* BEGIN Dataset content *
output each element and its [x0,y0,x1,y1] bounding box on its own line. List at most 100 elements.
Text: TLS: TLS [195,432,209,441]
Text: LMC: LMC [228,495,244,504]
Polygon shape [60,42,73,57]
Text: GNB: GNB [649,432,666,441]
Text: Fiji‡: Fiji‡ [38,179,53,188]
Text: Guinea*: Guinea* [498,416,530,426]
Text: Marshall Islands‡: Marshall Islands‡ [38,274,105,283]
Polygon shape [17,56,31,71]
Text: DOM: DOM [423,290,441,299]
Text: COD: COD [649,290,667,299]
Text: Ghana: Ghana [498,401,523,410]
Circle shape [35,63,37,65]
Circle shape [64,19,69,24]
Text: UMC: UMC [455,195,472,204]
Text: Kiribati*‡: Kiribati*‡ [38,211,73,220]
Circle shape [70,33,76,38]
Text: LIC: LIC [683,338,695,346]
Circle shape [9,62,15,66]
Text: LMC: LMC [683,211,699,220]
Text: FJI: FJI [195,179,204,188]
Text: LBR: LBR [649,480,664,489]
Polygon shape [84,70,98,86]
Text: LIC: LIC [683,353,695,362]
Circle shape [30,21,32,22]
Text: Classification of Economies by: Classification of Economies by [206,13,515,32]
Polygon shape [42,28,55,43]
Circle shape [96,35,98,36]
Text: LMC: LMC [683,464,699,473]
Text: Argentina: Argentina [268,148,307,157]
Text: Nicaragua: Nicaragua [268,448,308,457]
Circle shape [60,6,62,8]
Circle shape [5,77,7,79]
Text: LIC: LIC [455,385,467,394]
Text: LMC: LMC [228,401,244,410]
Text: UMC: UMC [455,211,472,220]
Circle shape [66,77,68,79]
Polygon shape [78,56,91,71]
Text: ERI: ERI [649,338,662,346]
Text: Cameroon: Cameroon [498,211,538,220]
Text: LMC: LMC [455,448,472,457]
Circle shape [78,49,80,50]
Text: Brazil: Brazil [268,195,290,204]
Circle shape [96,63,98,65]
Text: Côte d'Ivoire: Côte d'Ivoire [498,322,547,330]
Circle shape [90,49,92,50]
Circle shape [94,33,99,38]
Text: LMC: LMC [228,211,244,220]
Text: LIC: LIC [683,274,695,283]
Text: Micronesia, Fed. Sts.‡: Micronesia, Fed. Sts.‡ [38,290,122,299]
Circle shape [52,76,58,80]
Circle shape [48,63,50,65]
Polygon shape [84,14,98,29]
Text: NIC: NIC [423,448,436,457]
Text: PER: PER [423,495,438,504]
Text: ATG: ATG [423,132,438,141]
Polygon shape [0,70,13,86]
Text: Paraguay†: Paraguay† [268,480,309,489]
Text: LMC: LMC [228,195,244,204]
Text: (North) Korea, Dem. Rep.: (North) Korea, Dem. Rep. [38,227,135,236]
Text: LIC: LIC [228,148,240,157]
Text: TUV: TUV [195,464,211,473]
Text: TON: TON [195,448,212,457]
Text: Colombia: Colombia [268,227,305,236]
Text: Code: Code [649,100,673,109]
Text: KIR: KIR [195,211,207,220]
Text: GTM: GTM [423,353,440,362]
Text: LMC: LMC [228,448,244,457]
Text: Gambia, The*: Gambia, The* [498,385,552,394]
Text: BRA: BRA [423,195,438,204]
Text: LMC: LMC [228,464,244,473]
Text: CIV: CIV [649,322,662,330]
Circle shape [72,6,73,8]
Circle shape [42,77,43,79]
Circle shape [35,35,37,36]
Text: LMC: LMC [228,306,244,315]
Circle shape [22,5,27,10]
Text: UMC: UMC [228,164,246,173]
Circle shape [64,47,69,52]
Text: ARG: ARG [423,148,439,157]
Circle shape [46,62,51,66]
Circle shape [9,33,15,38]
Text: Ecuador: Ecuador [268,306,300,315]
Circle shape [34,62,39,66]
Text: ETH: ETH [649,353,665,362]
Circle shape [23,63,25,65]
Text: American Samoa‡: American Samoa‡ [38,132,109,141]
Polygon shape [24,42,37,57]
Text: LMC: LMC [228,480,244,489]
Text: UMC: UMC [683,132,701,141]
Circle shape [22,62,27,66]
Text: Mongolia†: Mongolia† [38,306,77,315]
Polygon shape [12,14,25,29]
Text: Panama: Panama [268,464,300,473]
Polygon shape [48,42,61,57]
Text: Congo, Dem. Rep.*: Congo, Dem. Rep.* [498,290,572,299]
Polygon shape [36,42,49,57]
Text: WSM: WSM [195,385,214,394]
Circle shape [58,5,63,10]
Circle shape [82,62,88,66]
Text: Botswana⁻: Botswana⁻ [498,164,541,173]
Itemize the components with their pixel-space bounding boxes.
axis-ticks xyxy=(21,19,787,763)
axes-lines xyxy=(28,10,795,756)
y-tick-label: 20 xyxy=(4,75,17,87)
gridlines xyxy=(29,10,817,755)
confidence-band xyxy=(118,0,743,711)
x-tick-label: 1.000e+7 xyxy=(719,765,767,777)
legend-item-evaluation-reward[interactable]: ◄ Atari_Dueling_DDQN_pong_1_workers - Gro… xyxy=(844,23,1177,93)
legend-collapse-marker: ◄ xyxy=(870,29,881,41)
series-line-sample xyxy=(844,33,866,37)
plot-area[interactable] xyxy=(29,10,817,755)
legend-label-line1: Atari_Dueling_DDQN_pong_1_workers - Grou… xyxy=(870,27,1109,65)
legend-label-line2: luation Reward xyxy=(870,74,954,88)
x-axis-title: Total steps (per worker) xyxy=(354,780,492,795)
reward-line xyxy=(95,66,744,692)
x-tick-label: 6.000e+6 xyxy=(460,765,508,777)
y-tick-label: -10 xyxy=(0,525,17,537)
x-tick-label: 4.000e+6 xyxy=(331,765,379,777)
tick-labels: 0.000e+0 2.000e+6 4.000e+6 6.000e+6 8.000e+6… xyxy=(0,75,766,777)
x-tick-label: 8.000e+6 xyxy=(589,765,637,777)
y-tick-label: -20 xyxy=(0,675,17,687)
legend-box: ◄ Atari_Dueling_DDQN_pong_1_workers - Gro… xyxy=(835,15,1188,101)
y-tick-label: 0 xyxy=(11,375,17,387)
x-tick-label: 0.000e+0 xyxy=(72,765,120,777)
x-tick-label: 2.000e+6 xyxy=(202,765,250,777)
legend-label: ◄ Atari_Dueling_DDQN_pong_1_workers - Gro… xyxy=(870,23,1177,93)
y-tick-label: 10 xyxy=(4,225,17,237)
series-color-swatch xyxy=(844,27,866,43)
* END Dataset content *
# What this task involves
Reproduce the lines of the entries without changes, from the very first line through the line containing "Text: COD: COD [649,290,667,299]", with both of those lines included.

# Result for this task
output each element and its [x0,y0,x1,y1] bounding box on its own line. List at most 100 elements.
Text: TLS: TLS [195,432,209,441]
Text: LMC: LMC [228,495,244,504]
Polygon shape [60,42,73,57]
Text: GNB: GNB [649,432,666,441]
Text: Fiji‡: Fiji‡ [38,179,53,188]
Text: Guinea*: Guinea* [498,416,530,426]
Text: Marshall Islands‡: Marshall Islands‡ [38,274,105,283]
Polygon shape [17,56,31,71]
Text: DOM: DOM [423,290,441,299]
Text: COD: COD [649,290,667,299]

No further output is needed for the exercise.